Output the records. Match them exactly.

---------- Data for this exercise

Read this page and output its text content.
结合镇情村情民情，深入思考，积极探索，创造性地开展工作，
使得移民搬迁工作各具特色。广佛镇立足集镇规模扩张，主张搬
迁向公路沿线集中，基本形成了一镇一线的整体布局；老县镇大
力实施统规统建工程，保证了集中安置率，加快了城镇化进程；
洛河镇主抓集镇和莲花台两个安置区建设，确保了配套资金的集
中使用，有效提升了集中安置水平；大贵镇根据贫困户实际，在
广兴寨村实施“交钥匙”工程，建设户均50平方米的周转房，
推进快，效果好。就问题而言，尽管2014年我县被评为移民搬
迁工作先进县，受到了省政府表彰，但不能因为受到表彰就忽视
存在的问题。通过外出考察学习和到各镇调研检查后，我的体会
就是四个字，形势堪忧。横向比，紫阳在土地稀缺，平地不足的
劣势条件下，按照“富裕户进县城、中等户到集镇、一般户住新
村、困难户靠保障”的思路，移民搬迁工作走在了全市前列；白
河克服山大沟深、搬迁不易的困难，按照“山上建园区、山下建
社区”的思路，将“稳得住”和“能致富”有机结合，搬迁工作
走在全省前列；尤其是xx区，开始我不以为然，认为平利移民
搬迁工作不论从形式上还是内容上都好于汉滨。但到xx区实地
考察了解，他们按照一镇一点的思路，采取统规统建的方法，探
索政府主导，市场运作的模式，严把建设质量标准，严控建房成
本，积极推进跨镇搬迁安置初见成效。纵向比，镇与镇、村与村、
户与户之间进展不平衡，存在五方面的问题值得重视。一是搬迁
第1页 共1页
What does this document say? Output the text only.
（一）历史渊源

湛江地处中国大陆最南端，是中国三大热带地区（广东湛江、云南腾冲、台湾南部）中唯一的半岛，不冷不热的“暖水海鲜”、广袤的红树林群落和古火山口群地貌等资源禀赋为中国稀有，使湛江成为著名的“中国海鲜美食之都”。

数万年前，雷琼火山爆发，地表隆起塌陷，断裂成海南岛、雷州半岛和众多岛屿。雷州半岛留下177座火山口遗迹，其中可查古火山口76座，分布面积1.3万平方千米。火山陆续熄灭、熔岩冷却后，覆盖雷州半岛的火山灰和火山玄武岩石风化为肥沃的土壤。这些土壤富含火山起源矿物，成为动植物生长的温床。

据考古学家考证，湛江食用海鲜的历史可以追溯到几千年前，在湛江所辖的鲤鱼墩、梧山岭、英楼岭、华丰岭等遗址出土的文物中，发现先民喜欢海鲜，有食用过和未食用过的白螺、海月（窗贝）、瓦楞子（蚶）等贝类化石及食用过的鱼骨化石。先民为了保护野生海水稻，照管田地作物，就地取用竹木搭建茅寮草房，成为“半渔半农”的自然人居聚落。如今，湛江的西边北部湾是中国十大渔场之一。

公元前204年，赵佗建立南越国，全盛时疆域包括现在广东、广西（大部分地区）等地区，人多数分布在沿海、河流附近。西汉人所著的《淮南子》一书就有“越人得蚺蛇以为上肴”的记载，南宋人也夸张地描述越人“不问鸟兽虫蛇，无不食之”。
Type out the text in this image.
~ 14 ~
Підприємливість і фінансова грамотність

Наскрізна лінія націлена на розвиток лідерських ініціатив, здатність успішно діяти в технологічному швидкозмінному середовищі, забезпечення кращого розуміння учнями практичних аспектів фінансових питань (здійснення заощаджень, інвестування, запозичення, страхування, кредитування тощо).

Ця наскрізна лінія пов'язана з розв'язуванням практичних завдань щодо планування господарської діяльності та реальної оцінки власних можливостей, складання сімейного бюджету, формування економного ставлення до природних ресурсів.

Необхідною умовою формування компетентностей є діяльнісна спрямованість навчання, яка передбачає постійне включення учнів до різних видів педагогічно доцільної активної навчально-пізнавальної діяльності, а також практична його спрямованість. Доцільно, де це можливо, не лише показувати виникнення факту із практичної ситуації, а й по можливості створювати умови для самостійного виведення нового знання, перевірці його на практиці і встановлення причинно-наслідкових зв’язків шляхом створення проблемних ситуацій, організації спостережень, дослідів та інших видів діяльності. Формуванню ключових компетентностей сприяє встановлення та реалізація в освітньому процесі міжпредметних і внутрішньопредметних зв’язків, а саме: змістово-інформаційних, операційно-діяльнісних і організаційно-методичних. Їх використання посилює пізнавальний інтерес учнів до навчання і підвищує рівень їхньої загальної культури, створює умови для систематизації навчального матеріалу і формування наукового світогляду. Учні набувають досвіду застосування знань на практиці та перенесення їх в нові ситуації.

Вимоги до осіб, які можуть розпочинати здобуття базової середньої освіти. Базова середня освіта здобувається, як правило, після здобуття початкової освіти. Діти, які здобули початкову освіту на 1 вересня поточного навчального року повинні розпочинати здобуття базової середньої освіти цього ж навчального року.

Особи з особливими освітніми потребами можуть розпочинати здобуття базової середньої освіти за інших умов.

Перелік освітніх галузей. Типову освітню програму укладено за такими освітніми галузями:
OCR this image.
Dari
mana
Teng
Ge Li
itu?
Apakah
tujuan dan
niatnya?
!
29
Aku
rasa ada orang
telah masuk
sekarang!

--------------------

▶ _Exercise answer_
Read this page and output its text content.
结合镇情村情民情，深入思考，积极探索，创造性地开展工作，
使得移民搬迁工作各具特色。广佛镇立足集镇规模扩张，主张搬
迁向公路沿线集中，基本形成了一镇一线的整体布局；老县镇大
力实施统规统建工程，保证了集中安置率，加快了城镇化进程；
洛河镇主抓集镇和莲花台两个安置区建设，确保了配套资金的集
中使用，有效提升了集中安置水平；大贵镇根据贫困户实际，在
广兴寨村实施“交钥匙”工程，建设户均50平方米的周转房，
推进快，效果好。就问题而言，尽管2014年我县被评为移民搬
迁工作先进县，受到了省政府表彰，但不能因为受到表彰就忽视
存在的问题。通过外出考察学习和到各镇调研检查后，我的体会
就是四个字，形势堪忧。横向比，紫阳在土地稀缺，平地不足的
劣势条件下，按照“富裕户进县城、中等户到集镇、一般户住新
村、困难户靠保障”的思路，移民搬迁工作走在了全市前列；白
河克服山大沟深、搬迁不易的困难，按照“山上建园区、山下建
社区”的思路，将“稳得住”和“能致富”有机结合，搬迁工作
走在全省前列；尤其是xx区，开始我不以为然，认为平利移民
搬迁工作不论从形式上还是内容上都好于汉滨。但到xx区实地
考察了解，他们按照一镇一点的思路，采取统规统建的方法，探
索政府主导，市场运作的模式，严把建设质量标准，严控建房成
本，积极推进跨镇搬迁安置初见成效。纵向比，镇与镇、村与村、
户与户之间进展不平衡，存在五方面的问题值得重视。一是搬迁
第1页 共1页
What does this document say? Output the text only.
（一）历史渊源

湛江地处中国大陆最南端，是中国三大热带地区（广东湛江、云南腾冲、台湾南部）中唯一的半岛，不冷不热的“暖水海鲜”、广袤的红树林群落和古火山口群地貌等资源禀赋为中国稀有，使湛江成为著名的“中国海鲜美食之都”。

数万年前，雷琼火山爆发，地表隆起塌陷，断裂成海南岛、雷州半岛和众多岛屿。雷州半岛留下177座火山口遗迹，其中可查古火山口76座，分布面积1.3万平方千米。火山陆续熄灭、熔岩冷却后，覆盖雷州半岛的火山灰和火山玄武岩石风化为肥沃的土壤。这些土壤富含火山起源矿物，成为动植物生长的温床。

据考古学家考证，湛江食用海鲜的历史可以追溯到几千年前，在湛江所辖的鲤鱼墩、梧山岭、英楼岭、华丰岭等遗址出土的文物中，发现先民喜欢海鲜，有食用过和未食用过的白螺、海月（窗贝）、瓦楞子（蚶）等贝类化石及食用过的鱼骨化石。先民为了保护野生海水稻，照管田地作物，就地取用竹木搭建茅寮草房，成为“半渔半农”的自然人居聚落。如今，湛江的西边北部湾是中国十大渔场之一。

公元前204年，赵佗建立南越国，全盛时疆域包括现在广东、广西（大部分地区）等地区，人多数分布在沿海、河流附近。西汉人所著的《淮南子》一书就有“越人得蚺蛇以为上肴”的记载，南宋人也夸张地描述越人“不问鸟兽虫蛇，无不食之”。
Type out the text in this image.
~ 14 ~
Підприємливість і фінансова грамотність

Наскрізна лінія націлена на розвиток лідерських ініціатив, здатність успішно діяти в технологічному швидкозмінному середовищі, забезпечення кращого розуміння учнями практичних аспектів фінансових питань (здійснення заощаджень, інвестування, запозичення, страхування, кредитування тощо).

Ця наскрізна лінія пов'язана з розв'язуванням практичних завдань щодо планування господарської діяльності та реальної оцінки власних можливостей, складання сімейного бюджету, формування економного ставлення до природних ресурсів.

Необхідною умовою формування компетентностей є діяльнісна спрямованість навчання, яка передбачає постійне включення учнів до різних видів педагогічно доцільної активної навчально-пізнавальної діяльності, а також практична його спрямованість. Доцільно, де це можливо, не лише показувати виникнення факту із практичної ситуації, а й по можливості створювати умови для самостійного виведення нового знання, перевірці його на практиці і встановлення причинно-наслідкових зв’язків шляхом створення проблемних ситуацій, організації спостережень, дослідів та інших видів діяльності. Формуванню ключових компетентностей сприяє встановлення та реалізація в освітньому процесі міжпредметних і внутрішньопредметних зв’язків, а саме: змістово-інформаційних, операційно-діяльнісних і організаційно-методичних. Їх використання посилює пізнавальний інтерес учнів до навчання і підвищує рівень їхньої загальної культури, створює умови для систематизації навчального матеріалу і формування наукового світогляду. Учні набувають досвіду застосування знань на практиці та перенесення їх в нові ситуації.

Вимоги до осіб, які можуть розпочинати здобуття базової середньої освіти. Базова середня освіта здобувається, як правило, після здобуття початкової освіти. Діти, які здобули початкову освіту на 1 вересня поточного навчального року повинні розпочинати здобуття базової середньої освіти цього ж навчального року.

Особи з особливими освітніми потребами можуть розпочинати здобуття базової середньої освіти за інших умов.

Перелік освітніх галузей. Типову освітню програму укладено за такими освітніми галузями:
OCR this image.
Dari
mana
Teng
Ge Li
itu?
Apakah
tujuan dan
niatnya?
!
29
Aku
rasa ada orang
telah masuk
sekarang!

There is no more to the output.